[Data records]

========

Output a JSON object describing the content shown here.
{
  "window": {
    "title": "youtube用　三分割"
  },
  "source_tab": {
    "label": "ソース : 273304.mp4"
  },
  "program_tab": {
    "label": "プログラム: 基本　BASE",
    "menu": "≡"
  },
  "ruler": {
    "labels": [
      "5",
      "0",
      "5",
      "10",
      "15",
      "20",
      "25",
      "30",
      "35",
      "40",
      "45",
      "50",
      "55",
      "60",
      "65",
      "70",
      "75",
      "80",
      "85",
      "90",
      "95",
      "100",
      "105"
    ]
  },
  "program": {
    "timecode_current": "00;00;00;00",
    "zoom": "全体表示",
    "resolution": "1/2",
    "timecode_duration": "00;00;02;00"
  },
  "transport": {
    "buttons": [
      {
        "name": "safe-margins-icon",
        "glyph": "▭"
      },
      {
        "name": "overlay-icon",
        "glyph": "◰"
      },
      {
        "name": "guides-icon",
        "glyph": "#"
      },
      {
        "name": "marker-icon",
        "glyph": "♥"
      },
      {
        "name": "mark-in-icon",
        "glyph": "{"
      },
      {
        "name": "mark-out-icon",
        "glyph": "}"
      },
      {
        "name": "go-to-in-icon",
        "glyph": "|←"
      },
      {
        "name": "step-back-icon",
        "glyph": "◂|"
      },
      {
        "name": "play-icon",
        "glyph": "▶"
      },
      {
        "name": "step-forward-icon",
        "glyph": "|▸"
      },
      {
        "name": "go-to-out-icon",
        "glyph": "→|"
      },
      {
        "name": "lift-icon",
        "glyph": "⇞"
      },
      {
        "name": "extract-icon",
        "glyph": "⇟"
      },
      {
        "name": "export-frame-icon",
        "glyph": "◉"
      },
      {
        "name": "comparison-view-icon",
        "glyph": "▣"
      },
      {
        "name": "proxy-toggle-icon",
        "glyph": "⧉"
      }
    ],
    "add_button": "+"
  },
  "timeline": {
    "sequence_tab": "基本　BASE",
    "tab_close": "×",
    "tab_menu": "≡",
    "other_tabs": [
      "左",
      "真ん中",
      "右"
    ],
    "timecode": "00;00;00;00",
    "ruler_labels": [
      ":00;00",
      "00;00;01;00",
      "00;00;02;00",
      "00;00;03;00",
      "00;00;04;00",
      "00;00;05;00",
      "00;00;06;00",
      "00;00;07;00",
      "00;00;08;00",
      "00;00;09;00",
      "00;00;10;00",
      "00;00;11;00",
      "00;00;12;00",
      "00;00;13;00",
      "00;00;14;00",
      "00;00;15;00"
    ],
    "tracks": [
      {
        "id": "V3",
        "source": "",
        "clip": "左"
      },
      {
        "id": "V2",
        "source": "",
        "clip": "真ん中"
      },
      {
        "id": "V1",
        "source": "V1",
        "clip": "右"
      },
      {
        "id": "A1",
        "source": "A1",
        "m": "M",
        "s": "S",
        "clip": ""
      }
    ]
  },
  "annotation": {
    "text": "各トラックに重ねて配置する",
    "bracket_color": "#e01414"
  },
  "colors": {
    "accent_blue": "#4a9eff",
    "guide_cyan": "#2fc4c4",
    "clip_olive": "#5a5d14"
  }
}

========

> **Problem to work on**
Exactly as they are written, print the entries again.

> **Solution to the problem**
Output a JSON object describing the content shown here.
{
  "window": {
    "title": "youtube用　三分割"
  },
  "source_tab": {
    "label": "ソース : 273304.mp4"
  },
  "program_tab": {
    "label": "プログラム: 基本　BASE",
    "menu": "≡"
  },
  "ruler": {
    "labels": [
      "5",
      "0",
      "5",
      "10",
      "15",
      "20",
      "25",
      "30",
      "35",
      "40",
      "45",
      "50",
      "55",
      "60",
      "65",
      "70",
      "75",
      "80",
      "85",
      "90",
      "95",
      "100",
      "105"
    ]
  },
  "program": {
    "timecode_current": "00;00;00;00",
    "zoom": "全体表示",
    "resolution": "1/2",
    "timecode_duration": "00;00;02;00"
  },
  "transport": {
    "buttons": [
      {
        "name": "safe-margins-icon",
        "glyph": "▭"
      },
      {
        "name": "overlay-icon",
        "glyph": "◰"
      },
      {
        "name": "guides-icon",
        "glyph": "#"
      },
      {
        "name": "marker-icon",
        "glyph": "♥"
      },
      {
        "name": "mark-in-icon",
        "glyph": "{"
      },
      {
        "name": "mark-out-icon",
        "glyph": "}"
      },
      {
        "name": "go-to-in-icon",
        "glyph": "|←"
      },
      {
        "name": "step-back-icon",
        "glyph": "◂|"
      },
      {
        "name": "play-icon",
        "glyph": "▶"
      },
      {
        "name": "step-forward-icon",
        "glyph": "|▸"
      },
      {
        "name": "go-to-out-icon",
        "glyph": "→|"
      },
      {
        "name": "lift-icon",
        "glyph": "⇞"
      },
      {
        "name": "extract-icon",
        "glyph": "⇟"
      },
      {
        "name": "export-frame-icon",
        "glyph": "◉"
      },
      {
        "name": "comparison-view-icon",
        "glyph": "▣"
      },
      {
        "name": "proxy-toggle-icon",
        "glyph": "⧉"
      }
    ],
    "add_button": "+"
  },
  "timeline": {
    "sequence_tab": "基本　BASE",
    "tab_close": "×",
    "tab_menu": "≡",
    "other_tabs": [
      "左",
      "真ん中",
      "右"
    ],
    "timecode": "00;00;00;00",
    "ruler_labels": [
      ":00;00",
      "00;00;01;00",
      "00;00;02;00",
      "00;00;03;00",
      "00;00;04;00",
      "00;00;05;00",
      "00;00;06;00",
      "00;00;07;00",
      "00;00;08;00",
      "00;00;09;00",
      "00;00;10;00",
      "00;00;11;00",
      "00;00;12;00",
      "00;00;13;00",
      "00;00;14;00",
      "00;00;15;00"
    ],
    "tracks": [
      {
        "id": "V3",
        "source": "",
        "clip": "左"
      },
      {
        "id": "V2",
        "source": "",
        "clip": "真ん中"
      },
      {
        "id": "V1",
        "source": "V1",
        "clip": "右"
      },
      {
        "id": "A1",
        "source": "A1",
        "m": "M",
        "s": "S",
        "clip": ""
      }
    ]
  },
  "annotation": {
    "text": "各トラックに重ねて配置する",
    "bracket_color": "#e01414"
  },
  "colors": {
    "accent_blue": "#4a9eff",
    "guide_cyan": "#2fc4c4",
    "clip_olive": "#5a5d14"
  }
}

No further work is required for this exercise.